(Given entries)
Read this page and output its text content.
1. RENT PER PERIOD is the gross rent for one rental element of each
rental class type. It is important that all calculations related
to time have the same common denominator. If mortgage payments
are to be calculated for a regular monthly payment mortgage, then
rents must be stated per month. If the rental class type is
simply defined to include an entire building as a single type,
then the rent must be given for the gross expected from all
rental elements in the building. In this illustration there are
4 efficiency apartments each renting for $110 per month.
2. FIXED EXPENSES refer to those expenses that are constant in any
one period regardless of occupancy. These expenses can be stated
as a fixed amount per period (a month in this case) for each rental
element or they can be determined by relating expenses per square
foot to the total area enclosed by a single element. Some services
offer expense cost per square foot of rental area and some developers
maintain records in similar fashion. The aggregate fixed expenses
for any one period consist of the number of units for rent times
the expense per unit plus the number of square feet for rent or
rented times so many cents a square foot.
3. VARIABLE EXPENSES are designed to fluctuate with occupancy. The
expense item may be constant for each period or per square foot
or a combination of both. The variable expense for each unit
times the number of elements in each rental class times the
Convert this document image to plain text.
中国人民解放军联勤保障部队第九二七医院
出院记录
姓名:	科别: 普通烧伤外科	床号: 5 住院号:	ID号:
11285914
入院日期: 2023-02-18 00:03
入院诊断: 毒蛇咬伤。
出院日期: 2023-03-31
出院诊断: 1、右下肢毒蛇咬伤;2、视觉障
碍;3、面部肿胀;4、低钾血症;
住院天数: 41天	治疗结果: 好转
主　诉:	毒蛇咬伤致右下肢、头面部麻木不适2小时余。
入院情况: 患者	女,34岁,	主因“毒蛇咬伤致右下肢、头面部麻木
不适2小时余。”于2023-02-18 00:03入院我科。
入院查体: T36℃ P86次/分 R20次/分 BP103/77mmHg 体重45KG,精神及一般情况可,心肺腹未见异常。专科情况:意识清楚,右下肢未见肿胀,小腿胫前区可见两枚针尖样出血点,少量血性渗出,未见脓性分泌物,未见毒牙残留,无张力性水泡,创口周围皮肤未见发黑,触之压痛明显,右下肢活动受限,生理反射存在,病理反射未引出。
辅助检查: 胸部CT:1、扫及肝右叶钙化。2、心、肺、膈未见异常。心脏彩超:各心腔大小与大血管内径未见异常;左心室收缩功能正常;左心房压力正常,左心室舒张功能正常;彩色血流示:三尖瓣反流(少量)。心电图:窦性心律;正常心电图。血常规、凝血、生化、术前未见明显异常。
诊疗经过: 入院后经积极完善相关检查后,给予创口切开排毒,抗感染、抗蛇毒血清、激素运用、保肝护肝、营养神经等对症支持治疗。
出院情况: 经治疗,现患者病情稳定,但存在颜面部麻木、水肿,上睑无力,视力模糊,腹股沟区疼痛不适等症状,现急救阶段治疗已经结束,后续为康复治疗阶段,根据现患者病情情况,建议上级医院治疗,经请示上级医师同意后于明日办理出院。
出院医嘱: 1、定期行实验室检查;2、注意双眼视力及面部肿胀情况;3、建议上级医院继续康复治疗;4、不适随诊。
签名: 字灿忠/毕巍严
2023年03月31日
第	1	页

(Requirement)
Only lines with the string "area" belong in your answer; copy each one.

(Solved exercise)
foot to the total area enclosed by a single element. Some services
offer expense cost per square foot of rental area and some developers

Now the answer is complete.